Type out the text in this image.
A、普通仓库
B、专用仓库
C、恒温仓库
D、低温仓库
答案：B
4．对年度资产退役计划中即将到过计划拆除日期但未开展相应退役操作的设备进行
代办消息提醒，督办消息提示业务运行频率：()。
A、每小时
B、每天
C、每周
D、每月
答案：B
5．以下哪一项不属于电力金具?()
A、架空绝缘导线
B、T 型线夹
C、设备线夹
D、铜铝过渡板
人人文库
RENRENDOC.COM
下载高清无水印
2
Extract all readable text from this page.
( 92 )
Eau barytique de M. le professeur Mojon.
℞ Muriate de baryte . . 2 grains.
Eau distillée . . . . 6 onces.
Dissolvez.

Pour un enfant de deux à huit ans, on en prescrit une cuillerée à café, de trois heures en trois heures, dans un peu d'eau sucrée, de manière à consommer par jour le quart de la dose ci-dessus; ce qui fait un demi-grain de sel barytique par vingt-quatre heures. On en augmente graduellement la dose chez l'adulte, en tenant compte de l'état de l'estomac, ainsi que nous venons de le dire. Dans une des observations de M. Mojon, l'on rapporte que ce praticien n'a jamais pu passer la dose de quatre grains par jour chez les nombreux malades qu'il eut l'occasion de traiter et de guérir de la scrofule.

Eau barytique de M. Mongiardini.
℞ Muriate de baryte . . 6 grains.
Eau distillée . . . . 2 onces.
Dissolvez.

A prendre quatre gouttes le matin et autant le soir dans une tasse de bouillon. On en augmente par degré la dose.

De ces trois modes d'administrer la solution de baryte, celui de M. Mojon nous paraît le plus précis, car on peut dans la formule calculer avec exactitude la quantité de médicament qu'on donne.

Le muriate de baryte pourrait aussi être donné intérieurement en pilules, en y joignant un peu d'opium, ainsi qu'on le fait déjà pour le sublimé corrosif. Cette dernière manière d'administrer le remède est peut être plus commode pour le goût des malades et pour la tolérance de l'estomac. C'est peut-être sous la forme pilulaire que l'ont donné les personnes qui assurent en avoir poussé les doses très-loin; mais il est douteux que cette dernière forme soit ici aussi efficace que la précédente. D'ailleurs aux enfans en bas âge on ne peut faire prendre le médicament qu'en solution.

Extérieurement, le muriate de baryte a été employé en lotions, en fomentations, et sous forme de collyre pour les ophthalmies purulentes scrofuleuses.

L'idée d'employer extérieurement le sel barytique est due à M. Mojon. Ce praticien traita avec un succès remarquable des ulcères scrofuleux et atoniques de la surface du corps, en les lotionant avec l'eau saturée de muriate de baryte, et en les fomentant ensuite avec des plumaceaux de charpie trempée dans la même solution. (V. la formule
::::
▶ Exercise brief:
Pick out each line that holds the string "grains".

▶ Written solution:
℞ Muriate de baryte . . 2 grains.
Pour un enfant de deux à huit ans, on en prescrit une cuillerée à café, de trois heures en trois heures, dans un peu d'eau sucrée, de manière à consommer par jour le quart de la dose ci-dessus; ce qui fait un demi-grain de sel barytique par vingt-quatre heures. On en augmente graduellement la dose chez l'adulte, en tenant compte de l'état de l'estomac, ainsi que nous venons de le dire. Dans une des observations de M. Mojon, l'on rapporte que ce praticien n'a jamais pu passer la dose de quatre grains par jour chez les nombreux malades qu'il eut l'occasion de traiter et de guérir de la scrofule.
℞ Muriate de baryte . . 6 grains.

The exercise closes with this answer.